TEXT PASSAGE:
▼▼▼
8 Things Teachers Need to Stop Doing

“Yes, I want to do things to set my students up to fail!”

Said no teacher ever.

If you’re reading this I know that you want just the opposite. You want to know how to set your students up to succeed. Your desire is to teach with excellence.

I don’t have all the right answers. I’m far from knowing it all. But I have experienced a lot of success in my years in education. One of my proudest moments was when 92% of my students passed our state math and reading assessments. And these were students from high poverty backgrounds, most with dual languages in the home.

This is not a call to perfection, but a call to excellence. So in this post, I want to chat about some of the things that I feel are major roadblocks to effective instruction. Check the list to see if you’re doing any of these things.

Text with wording of the title, 8 Things Teachers Need to Stop Doing

1. Having a Poorly Managed Classroom

Ok, so classroom management is kind of a big deal. Classroom management is the glue that holds your classroom together. If you don’t have tight classroom management, everything else will fall apart.
▲▲▲
WHAT THIS EXERCISE ASKS:
**a.** Print the records from their first line up to and including the line with "col-name: Name — [59, 148, 76, 154]", with every line unchanged.
**b.** Write the next part of the post on habits teachers should stop, picking up after its last sentence.

SUPPLIED RECORDS:
▼▼▼
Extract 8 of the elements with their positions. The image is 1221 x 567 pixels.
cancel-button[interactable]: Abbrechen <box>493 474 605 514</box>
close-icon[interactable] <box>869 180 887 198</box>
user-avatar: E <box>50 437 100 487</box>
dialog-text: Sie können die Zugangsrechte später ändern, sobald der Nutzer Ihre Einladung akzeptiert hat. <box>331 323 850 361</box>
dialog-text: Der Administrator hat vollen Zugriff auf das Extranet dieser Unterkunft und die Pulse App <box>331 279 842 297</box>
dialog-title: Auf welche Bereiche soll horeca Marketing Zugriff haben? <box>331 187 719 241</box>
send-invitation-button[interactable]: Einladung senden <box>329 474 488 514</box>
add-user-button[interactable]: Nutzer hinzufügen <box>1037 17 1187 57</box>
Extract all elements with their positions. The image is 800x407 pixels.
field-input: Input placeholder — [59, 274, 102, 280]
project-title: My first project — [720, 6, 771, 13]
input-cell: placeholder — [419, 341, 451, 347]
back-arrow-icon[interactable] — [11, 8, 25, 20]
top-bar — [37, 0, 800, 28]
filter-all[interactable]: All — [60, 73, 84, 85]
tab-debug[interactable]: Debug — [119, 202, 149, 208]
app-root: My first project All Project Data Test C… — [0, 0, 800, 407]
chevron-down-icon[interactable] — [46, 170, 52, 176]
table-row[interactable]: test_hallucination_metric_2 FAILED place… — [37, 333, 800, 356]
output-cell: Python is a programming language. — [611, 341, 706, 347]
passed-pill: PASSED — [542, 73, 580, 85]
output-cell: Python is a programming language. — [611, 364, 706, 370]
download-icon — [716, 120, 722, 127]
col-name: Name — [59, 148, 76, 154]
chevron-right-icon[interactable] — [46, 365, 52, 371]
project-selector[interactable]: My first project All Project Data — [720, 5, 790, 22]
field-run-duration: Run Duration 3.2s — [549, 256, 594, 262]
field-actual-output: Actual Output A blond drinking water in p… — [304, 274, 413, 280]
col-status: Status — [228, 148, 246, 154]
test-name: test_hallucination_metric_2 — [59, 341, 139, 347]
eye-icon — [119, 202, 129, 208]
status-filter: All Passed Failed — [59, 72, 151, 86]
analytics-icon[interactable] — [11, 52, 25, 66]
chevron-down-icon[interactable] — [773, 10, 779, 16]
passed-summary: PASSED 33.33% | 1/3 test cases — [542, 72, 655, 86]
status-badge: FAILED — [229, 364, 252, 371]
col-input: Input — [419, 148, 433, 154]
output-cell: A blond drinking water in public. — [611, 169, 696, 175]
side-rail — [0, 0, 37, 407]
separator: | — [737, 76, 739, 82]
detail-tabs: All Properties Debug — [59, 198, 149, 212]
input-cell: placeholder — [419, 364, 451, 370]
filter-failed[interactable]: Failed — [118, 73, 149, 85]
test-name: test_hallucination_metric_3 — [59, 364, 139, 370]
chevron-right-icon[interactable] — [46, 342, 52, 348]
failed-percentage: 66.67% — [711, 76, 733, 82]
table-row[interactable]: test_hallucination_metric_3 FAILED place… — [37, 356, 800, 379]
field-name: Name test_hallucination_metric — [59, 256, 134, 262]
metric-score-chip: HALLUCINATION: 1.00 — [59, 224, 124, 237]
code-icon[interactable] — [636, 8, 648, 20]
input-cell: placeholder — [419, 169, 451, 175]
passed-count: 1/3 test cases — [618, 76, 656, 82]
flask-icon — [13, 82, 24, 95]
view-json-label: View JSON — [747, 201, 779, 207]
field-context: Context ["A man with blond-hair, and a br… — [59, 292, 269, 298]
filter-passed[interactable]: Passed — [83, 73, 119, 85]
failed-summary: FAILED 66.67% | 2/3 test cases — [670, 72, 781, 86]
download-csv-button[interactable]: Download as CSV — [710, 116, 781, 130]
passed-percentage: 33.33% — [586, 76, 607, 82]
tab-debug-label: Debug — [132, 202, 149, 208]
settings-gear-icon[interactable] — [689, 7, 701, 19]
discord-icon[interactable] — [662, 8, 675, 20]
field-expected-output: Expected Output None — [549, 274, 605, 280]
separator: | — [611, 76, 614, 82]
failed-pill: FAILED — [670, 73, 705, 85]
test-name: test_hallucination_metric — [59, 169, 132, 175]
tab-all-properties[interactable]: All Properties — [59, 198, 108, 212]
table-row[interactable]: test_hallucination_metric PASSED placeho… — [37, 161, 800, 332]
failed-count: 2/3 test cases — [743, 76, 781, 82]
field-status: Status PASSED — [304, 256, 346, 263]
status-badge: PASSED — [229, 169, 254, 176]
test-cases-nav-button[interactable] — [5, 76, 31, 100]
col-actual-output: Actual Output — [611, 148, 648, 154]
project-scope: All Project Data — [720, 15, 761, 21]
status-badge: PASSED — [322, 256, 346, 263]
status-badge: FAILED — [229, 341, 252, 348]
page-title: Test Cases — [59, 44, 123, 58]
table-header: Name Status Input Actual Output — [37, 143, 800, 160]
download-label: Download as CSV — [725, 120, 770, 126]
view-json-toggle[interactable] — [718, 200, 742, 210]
▲▲▲
RESPONSES PER TASK:
**a.**
Extract 8 of the elements with their positions. The image is 1221 x 567 pixels.
cancel-button[interactable]: Abbrechen <box>493 474 605 514</box>
close-icon[interactable] <box>869 180 887 198</box>
user-avatar: E <box>50 437 100 487</box>
dialog-text: Sie können die Zugangsrechte später ändern, sobald der Nutzer Ihre Einladung akzeptiert hat. <box>331 323 850 361</box>
dialog-text: Der Administrator hat vollen Zugriff auf das Extranet dieser Unterkunft und die Pulse App <box>331 279 842 297</box>
dialog-title: Auf welche Bereiche soll horeca Marketing Zugriff haben? <box>331 187 719 241</box>
send-invitation-button[interactable]: Einladung senden <box>329 474 488 514</box>
add-user-button[interactable]: Nutzer hinzufügen <box>1037 17 1187 57</box>
Extract all elements with their positions. The image is 800x407 pixels.
field-input: Input placeholder — [59, 274, 102, 280]
project-title: My first project — [720, 6, 771, 13]
input-cell: placeholder — [419, 341, 451, 347]
back-arrow-icon[interactable] — [11, 8, 25, 20]
top-bar — [37, 0, 800, 28]
filter-all[interactable]: All — [60, 73, 84, 85]
tab-debug[interactable]: Debug — [119, 202, 149, 208]
app-root: My first project All Project Data Test C… — [0, 0, 800, 407]
chevron-down-icon[interactable] — [46, 170, 52, 176]
table-row[interactable]: test_hallucination_metric_2 FAILED place… — [37, 333, 800, 356]
output-cell: Python is a programming language. — [611, 341, 706, 347]
passed-pill: PASSED — [542, 73, 580, 85]
output-cell: Python is a programming language. — [611, 364, 706, 370]
download-icon — [716, 120, 722, 127]
col-name: Name — [59, 148, 76, 154]

**b.**
Our God is a God of order. Just look around you at creation, the intricacies of the solar system, the seasons and even how our bodies work. God likes order, not chaos. Our classrooms should follow suit.

There is no way to succeed in delivering a successful lesson if you don’t have control of the environment.

I really wish teacher prep programs did more with explicitly teaching classroom management techniques. I know when I was in college,  I received zero instruction on classroom management. That is just so crazy to me because it’s soooo important.

So yes, it’s time for teachers to stop with the poor classroom management. Let’s rise to excellence and run well-managed classrooms.

A poorly managed classroom is really a huge disservice to students. If you are struggling with classroom management, get help. Don’t go at it alone. Educate yourself on management techniques. Go observe a colleague. Ask your principal for tips.

Whatever you do, do something. Don’t let the year go on and watch your classroom slowly slip out of your grip.

It’s not fun to go to work every day and not feel in control. Get control back and put your classroom in order.


2. Teaching Programs Over Standards

Don’t get me wrong, I appreciate a good program and a well thought out math or reading series. These programs are put in place to help make our lives easier, for sure.

Nothing is better than having a solid research-based program with all the bells and whistles. BUT…programs should never get in the way of what I call the essence of education – teaching your students the standards.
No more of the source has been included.